[START Stored data]
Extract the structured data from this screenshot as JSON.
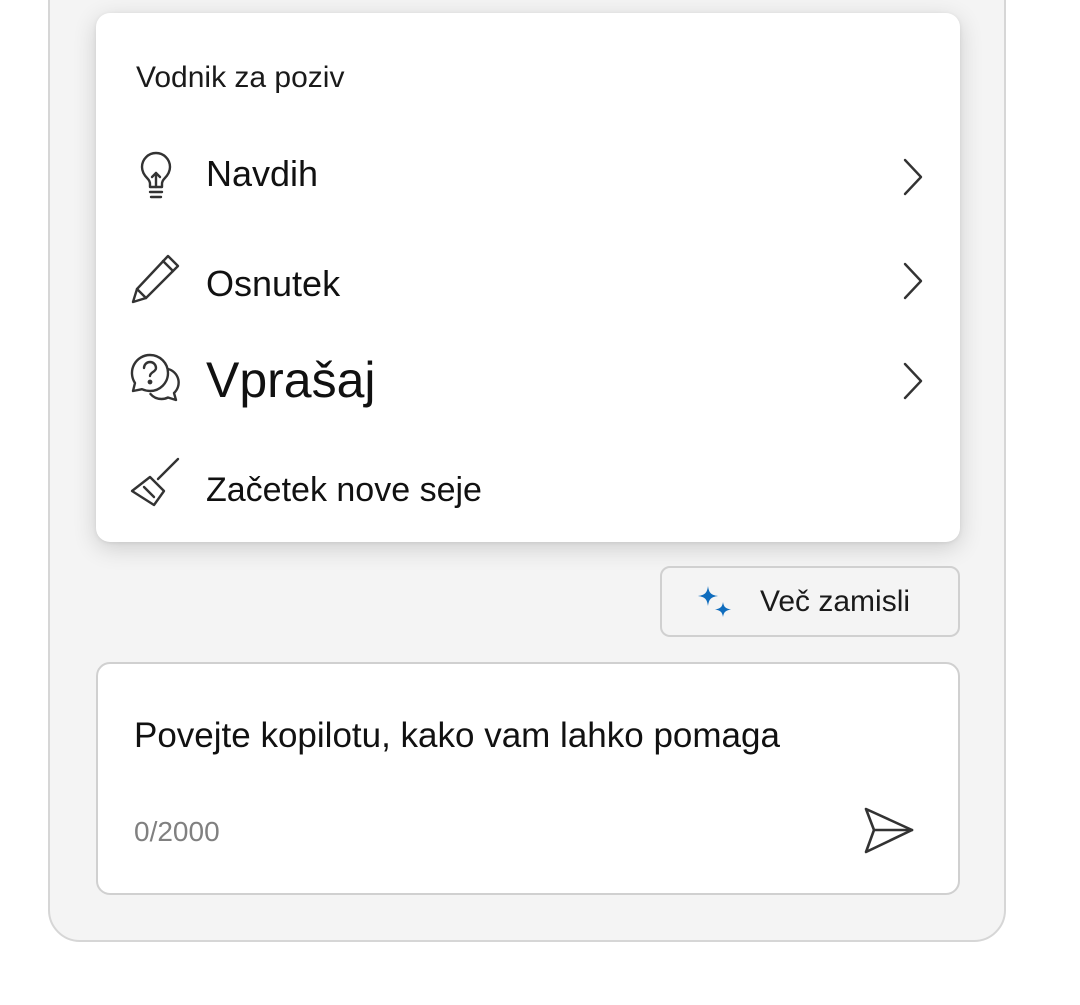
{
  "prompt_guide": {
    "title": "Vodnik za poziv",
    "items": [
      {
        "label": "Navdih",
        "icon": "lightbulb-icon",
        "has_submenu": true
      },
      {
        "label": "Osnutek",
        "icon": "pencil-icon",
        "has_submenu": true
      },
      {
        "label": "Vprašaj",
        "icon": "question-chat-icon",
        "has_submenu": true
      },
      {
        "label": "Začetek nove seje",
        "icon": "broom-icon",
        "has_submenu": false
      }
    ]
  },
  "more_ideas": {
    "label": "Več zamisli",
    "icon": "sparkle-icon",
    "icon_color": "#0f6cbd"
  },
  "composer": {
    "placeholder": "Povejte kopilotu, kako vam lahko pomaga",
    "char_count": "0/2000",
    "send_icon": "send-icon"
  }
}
[END Stored data]
[START Stored data]
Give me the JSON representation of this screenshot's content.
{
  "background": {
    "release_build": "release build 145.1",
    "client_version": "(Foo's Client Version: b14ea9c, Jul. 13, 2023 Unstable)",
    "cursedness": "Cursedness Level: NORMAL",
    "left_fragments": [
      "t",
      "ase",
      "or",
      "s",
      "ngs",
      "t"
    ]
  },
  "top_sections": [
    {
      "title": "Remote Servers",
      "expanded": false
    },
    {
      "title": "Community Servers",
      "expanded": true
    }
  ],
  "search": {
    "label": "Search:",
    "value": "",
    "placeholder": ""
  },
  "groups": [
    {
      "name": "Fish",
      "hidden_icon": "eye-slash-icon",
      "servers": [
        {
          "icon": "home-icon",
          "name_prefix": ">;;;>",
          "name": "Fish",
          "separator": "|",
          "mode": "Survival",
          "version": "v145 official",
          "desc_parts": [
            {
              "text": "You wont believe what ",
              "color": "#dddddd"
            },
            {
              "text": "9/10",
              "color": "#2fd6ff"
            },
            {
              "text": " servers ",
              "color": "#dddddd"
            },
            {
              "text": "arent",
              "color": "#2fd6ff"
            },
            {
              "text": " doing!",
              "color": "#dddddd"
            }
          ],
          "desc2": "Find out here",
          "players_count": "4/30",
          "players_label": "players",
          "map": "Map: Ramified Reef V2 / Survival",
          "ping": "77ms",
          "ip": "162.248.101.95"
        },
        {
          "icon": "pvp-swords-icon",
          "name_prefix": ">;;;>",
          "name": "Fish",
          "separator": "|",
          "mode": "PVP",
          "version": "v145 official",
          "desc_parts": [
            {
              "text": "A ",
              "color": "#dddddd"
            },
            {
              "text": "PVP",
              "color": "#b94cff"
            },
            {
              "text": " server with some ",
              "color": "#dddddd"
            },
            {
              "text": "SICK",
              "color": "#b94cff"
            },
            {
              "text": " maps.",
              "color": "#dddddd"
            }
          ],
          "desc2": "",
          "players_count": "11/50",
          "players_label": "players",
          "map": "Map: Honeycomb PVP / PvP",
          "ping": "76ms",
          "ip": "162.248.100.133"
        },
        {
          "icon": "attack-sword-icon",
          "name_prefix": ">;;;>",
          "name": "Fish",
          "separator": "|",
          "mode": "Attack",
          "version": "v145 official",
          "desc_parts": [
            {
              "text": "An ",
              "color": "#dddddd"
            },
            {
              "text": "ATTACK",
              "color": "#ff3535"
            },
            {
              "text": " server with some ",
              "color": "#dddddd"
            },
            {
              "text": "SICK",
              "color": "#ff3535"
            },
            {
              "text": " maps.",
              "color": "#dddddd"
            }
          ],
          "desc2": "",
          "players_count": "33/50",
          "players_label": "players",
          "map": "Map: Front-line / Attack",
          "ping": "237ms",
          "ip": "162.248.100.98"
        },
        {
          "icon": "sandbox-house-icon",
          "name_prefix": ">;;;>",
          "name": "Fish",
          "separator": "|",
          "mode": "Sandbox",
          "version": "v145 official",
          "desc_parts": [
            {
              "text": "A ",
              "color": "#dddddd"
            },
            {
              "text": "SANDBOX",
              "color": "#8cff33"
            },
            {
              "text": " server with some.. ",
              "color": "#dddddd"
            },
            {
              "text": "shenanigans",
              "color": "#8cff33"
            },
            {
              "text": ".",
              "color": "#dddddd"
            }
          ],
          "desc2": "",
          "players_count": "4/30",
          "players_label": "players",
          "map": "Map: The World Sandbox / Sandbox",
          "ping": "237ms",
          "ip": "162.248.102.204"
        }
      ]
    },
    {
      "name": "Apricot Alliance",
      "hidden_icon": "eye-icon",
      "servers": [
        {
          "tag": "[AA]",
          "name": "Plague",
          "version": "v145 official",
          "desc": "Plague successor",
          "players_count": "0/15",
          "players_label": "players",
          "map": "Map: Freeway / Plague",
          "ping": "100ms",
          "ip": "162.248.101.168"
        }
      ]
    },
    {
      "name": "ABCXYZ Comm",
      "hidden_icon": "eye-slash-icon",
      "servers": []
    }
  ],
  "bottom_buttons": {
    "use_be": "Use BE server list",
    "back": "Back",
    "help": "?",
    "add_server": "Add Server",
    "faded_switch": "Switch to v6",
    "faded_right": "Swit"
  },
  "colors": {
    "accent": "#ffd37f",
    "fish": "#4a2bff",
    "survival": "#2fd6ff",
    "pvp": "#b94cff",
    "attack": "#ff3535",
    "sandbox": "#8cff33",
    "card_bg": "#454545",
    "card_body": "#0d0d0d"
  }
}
[END Stored data]
- Written instruction -
Give only the number of lines in the records that include the word "JSON".

- Written reply -
2